(Assigned task): Copy the entries that follow, exactly and completely.

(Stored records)
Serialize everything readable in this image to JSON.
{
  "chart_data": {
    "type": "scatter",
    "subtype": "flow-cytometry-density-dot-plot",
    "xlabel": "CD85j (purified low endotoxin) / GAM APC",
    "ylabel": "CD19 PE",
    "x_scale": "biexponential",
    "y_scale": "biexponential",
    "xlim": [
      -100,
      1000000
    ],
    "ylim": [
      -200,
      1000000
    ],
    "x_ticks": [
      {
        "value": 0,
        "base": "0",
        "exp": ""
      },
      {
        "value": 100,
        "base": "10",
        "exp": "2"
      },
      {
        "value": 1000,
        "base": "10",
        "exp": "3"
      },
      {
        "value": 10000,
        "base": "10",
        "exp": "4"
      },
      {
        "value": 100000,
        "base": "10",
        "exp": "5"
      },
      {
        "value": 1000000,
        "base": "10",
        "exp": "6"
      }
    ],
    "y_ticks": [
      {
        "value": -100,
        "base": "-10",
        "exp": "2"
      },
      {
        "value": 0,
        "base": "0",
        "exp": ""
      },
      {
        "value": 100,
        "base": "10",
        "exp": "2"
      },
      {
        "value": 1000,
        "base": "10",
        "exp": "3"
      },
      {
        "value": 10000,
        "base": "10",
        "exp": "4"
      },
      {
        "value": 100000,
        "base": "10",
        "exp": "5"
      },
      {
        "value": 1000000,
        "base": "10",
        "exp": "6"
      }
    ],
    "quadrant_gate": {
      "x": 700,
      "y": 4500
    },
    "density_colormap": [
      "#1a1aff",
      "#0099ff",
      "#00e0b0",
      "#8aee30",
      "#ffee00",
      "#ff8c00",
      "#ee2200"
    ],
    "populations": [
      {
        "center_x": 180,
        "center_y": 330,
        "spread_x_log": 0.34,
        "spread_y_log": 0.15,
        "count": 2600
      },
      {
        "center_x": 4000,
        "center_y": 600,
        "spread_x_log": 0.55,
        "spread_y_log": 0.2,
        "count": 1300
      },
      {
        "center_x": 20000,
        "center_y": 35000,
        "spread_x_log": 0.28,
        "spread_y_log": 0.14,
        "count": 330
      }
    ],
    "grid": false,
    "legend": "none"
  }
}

(Answer for this exercise):
Serialize everything readable in this image to JSON.
{
  "chart_data": {
    "type": "scatter",
    "subtype": "flow-cytometry-density-dot-plot",
    "xlabel": "CD85j (purified low endotoxin) / GAM APC",
    "ylabel": "CD19 PE",
    "x_scale": "biexponential",
    "y_scale": "biexponential",
    "xlim": [
      -100,
      1000000
    ],
    "ylim": [
      -200,
      1000000
    ],
    "x_ticks": [
      {
        "value": 0,
        "base": "0",
        "exp": ""
      },
      {
        "value": 100,
        "base": "10",
        "exp": "2"
      },
      {
        "value": 1000,
        "base": "10",
        "exp": "3"
      },
      {
        "value": 10000,
        "base": "10",
        "exp": "4"
      },
      {
        "value": 100000,
        "base": "10",
        "exp": "5"
      },
      {
        "value": 1000000,
        "base": "10",
        "exp": "6"
      }
    ],
    "y_ticks": [
      {
        "value": -100,
        "base": "-10",
        "exp": "2"
      },
      {
        "value": 0,
        "base": "0",
        "exp": ""
      },
      {
        "value": 100,
        "base": "10",
        "exp": "2"
      },
      {
        "value": 1000,
        "base": "10",
        "exp": "3"
      },
      {
        "value": 10000,
        "base": "10",
        "exp": "4"
      },
      {
        "value": 100000,
        "base": "10",
        "exp": "5"
      },
      {
        "value": 1000000,
        "base": "10",
        "exp": "6"
      }
    ],
    "quadrant_gate": {
      "x": 700,
      "y": 4500
    },
    "density_colormap": [
      "#1a1aff",
      "#0099ff",
      "#00e0b0",
      "#8aee30",
      "#ffee00",
      "#ff8c00",
      "#ee2200"
    ],
    "populations": [
      {
        "center_x": 180,
        "center_y": 330,
        "spread_x_log": 0.34,
        "spread_y_log": 0.15,
        "count": 2600
      },
      {
        "center_x": 4000,
        "center_y": 600,
        "spread_x_log": 0.55,
        "spread_y_log": 0.2,
        "count": 1300
      },
      {
        "center_x": 20000,
        "center_y": 35000,
        "spread_x_log": 0.28,
        "spread_y_log": 0.14,
        "count": 330
      }
    ],
    "grid": false,
    "legend": "none"
  }
}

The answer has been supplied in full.